Data records:
──────

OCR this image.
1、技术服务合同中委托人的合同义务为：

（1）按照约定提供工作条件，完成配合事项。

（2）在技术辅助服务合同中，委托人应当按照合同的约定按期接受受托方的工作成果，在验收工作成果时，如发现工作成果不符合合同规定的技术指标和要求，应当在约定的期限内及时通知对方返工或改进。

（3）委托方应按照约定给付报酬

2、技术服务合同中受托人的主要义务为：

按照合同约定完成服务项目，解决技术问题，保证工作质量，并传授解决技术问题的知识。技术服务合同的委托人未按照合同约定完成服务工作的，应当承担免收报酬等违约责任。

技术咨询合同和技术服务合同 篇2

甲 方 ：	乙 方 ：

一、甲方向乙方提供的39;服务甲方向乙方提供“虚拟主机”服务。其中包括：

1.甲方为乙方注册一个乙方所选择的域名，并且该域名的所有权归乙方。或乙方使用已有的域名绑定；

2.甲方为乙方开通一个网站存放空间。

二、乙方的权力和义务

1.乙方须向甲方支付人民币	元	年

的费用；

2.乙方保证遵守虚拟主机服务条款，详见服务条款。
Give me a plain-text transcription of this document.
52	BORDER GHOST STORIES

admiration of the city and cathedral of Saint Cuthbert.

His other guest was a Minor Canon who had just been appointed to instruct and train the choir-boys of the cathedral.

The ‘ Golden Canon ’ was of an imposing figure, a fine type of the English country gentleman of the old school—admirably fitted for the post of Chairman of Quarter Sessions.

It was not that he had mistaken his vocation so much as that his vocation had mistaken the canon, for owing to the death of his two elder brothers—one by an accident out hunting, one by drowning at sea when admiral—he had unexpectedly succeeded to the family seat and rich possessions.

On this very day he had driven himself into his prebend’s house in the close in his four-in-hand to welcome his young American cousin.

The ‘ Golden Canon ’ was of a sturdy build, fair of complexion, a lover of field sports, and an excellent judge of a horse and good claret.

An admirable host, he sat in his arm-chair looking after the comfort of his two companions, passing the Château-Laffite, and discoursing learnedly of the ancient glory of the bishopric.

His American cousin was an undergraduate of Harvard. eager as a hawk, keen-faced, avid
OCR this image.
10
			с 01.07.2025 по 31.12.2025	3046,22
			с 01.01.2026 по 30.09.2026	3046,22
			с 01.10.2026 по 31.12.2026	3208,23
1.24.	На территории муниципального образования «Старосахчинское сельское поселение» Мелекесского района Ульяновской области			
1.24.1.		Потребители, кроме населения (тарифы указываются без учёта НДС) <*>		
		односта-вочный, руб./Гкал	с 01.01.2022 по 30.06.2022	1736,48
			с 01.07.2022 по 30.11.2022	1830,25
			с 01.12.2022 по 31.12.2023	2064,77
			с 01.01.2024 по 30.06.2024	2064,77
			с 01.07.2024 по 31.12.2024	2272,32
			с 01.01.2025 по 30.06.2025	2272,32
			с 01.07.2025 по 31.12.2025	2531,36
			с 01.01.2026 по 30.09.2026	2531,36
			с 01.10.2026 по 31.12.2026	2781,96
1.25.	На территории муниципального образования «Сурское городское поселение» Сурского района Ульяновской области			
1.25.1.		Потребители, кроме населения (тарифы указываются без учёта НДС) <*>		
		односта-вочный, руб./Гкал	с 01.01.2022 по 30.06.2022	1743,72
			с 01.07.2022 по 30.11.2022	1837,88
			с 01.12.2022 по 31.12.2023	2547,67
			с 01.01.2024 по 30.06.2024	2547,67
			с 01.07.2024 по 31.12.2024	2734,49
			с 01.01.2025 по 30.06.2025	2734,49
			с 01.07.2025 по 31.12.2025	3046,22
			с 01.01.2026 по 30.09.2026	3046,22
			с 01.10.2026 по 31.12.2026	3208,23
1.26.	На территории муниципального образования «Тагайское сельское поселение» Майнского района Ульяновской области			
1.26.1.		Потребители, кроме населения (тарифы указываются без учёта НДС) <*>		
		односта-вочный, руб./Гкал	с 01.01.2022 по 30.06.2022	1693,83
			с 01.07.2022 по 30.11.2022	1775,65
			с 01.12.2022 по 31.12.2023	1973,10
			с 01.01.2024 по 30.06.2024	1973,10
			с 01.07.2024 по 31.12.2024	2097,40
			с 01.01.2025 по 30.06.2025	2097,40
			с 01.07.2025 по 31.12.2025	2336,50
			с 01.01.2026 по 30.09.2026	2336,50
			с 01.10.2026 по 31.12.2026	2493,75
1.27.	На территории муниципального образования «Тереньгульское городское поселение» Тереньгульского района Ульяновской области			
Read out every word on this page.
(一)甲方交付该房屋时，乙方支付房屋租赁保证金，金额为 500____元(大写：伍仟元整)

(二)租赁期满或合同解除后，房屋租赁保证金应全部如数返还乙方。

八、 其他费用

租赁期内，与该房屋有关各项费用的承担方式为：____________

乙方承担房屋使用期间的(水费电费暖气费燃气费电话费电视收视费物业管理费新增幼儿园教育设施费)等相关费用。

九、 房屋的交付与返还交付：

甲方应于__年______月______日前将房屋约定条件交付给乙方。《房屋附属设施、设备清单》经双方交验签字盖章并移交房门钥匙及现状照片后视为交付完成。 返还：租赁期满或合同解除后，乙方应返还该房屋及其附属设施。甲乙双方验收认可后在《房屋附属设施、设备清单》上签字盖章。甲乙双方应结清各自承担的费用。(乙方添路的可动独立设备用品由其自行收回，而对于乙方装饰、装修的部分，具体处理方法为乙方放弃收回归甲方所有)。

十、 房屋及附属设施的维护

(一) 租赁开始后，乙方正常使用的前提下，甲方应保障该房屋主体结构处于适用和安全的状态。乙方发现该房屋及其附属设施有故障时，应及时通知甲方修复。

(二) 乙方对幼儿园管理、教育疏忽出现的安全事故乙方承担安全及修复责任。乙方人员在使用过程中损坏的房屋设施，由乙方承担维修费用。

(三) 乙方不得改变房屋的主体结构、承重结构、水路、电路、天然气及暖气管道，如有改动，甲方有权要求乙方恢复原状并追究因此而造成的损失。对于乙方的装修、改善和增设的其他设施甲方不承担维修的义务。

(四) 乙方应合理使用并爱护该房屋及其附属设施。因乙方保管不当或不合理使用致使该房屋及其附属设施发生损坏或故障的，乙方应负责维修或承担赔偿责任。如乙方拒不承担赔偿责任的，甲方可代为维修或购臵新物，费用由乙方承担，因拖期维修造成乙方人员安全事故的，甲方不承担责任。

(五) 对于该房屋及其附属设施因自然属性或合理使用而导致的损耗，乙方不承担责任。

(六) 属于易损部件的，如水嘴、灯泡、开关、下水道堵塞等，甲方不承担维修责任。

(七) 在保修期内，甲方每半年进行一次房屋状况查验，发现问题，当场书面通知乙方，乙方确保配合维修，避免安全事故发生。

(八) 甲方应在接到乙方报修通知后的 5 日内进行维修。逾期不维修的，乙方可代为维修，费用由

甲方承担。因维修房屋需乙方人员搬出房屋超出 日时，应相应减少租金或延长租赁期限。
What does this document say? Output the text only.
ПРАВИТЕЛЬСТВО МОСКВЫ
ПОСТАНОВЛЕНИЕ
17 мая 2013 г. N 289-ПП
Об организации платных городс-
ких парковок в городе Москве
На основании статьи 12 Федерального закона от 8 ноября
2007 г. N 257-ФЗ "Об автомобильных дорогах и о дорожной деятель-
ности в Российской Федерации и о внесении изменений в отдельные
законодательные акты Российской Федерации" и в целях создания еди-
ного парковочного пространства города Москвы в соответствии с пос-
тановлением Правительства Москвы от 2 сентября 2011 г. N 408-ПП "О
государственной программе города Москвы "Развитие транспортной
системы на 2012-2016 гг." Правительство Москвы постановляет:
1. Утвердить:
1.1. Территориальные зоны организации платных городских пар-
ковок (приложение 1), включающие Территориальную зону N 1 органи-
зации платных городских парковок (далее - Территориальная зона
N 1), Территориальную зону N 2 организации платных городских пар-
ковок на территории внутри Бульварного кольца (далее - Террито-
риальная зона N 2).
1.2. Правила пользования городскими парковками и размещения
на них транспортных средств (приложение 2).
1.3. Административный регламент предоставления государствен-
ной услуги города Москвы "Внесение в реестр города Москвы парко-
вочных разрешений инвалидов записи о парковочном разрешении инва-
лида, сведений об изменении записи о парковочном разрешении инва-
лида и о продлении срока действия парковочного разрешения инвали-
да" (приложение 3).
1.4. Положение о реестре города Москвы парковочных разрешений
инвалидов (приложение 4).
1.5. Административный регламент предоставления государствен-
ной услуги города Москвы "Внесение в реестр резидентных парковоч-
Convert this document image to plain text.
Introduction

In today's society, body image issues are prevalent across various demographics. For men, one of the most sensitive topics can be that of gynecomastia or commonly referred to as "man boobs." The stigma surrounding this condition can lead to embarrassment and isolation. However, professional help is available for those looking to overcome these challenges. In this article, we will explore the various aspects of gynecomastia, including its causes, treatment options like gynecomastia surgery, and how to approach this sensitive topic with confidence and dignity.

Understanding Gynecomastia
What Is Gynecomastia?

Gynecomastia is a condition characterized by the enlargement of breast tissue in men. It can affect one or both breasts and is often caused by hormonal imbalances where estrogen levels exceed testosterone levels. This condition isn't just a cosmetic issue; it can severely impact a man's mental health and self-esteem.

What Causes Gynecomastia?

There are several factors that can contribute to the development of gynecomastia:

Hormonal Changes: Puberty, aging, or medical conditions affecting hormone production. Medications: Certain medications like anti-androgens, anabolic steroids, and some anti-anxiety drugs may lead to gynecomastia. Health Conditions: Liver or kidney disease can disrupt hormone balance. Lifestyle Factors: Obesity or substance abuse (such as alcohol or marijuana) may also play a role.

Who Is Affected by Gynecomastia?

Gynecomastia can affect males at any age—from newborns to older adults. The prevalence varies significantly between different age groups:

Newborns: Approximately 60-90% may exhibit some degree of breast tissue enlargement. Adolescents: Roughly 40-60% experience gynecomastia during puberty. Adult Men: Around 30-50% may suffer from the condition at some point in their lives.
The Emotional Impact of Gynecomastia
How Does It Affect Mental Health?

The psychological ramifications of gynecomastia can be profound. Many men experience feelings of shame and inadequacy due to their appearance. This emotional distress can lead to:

──────

Across all the entries, count the lines that contain the word "Федерации" and give the number by itself.

2